Available records>
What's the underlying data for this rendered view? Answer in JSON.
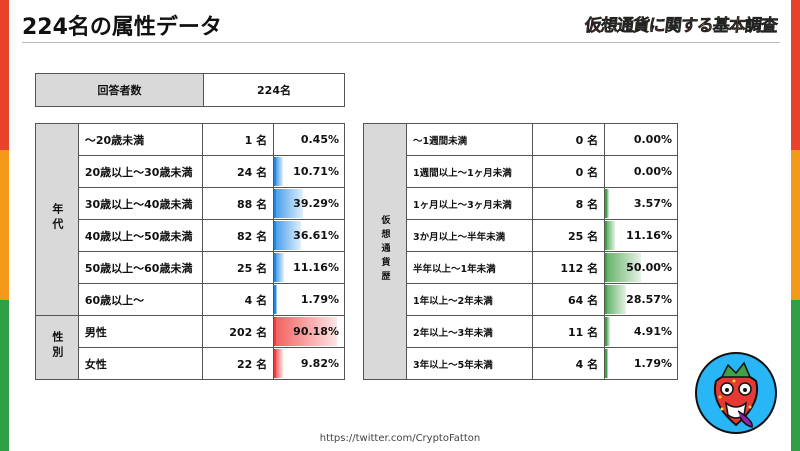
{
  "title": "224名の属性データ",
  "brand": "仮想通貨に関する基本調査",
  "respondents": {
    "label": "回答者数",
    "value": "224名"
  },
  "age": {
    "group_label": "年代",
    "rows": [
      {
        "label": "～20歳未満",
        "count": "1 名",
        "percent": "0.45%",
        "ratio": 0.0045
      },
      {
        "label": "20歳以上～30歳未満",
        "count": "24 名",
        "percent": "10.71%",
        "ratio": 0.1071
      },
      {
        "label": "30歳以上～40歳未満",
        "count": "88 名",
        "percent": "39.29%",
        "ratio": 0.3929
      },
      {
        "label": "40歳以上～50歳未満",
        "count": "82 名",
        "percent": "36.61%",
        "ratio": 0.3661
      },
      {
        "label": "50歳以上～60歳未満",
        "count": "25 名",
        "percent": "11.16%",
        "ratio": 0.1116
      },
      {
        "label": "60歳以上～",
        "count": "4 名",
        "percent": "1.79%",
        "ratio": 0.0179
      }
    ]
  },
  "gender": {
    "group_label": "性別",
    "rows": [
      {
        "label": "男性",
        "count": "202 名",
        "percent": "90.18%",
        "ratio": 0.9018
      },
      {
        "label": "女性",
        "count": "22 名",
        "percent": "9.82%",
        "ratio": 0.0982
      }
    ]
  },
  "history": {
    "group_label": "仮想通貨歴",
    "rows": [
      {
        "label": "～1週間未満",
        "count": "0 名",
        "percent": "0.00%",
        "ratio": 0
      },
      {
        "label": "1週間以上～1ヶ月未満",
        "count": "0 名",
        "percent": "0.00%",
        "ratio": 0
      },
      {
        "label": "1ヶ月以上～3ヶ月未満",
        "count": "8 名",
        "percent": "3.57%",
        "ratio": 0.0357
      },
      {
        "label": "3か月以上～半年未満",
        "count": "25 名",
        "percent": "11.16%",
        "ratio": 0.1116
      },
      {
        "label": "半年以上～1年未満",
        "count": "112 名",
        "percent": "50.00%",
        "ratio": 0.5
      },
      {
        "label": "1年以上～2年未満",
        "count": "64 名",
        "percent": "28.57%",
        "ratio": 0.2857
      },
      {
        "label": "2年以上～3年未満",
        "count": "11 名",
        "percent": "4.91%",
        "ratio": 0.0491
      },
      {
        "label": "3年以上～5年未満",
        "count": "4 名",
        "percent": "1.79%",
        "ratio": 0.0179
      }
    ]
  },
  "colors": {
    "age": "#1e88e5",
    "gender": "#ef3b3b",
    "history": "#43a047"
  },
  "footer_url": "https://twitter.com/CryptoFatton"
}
...
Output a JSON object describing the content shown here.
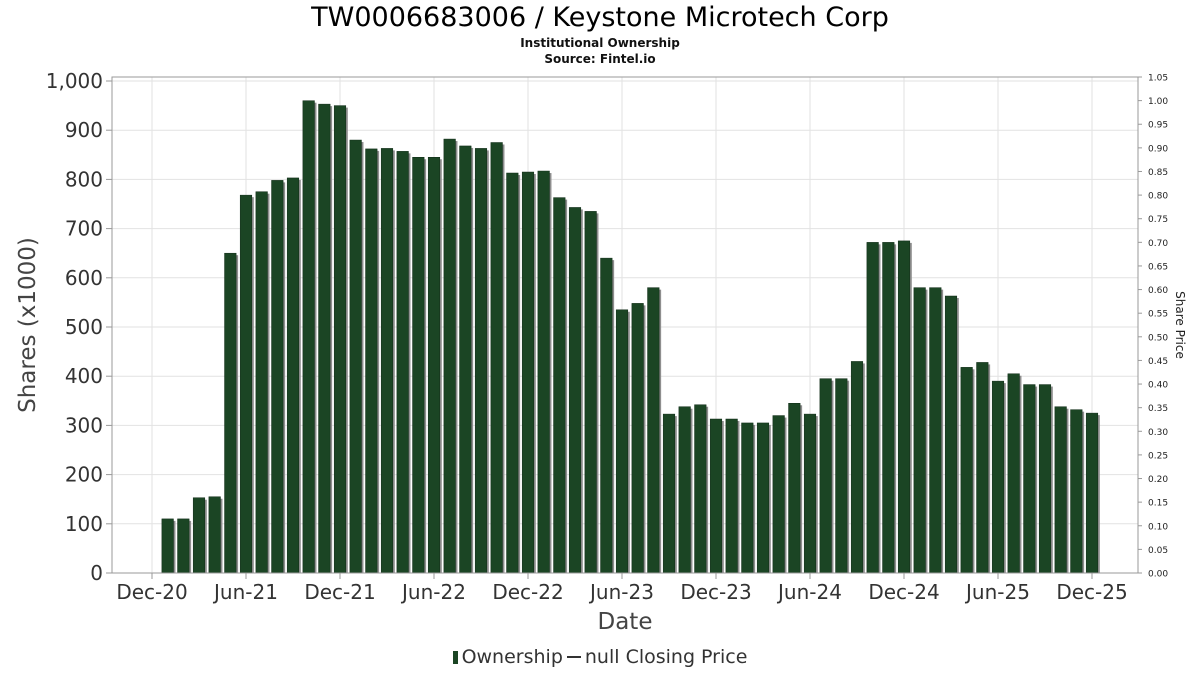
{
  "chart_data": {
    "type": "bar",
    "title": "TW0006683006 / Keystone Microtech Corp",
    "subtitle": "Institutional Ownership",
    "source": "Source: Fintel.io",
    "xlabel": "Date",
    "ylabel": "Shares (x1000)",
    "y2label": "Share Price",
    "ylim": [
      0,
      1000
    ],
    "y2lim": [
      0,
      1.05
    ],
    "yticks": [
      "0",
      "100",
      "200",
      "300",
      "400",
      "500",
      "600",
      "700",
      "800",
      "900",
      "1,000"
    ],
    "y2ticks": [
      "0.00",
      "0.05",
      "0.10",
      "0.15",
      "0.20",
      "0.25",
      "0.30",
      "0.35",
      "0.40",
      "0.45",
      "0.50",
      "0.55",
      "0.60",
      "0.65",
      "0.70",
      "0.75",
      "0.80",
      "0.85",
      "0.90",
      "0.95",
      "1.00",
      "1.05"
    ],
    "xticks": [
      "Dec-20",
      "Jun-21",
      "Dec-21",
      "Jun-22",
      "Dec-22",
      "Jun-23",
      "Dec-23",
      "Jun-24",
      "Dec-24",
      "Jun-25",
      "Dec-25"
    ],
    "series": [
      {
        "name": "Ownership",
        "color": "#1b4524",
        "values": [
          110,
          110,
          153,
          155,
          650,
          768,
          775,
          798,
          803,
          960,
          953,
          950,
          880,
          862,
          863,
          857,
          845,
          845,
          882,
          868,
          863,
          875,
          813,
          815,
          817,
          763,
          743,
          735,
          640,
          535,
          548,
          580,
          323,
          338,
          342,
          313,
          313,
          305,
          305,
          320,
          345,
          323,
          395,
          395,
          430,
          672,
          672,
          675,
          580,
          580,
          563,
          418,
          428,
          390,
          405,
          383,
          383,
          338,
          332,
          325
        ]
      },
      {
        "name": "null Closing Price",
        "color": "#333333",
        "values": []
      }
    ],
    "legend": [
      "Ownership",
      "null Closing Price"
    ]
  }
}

Task prompt> Show every line from the entries above in which the word "Closing" appears.

Exercise solution>
        "name": "null Closing Price",
      "null Closing Price"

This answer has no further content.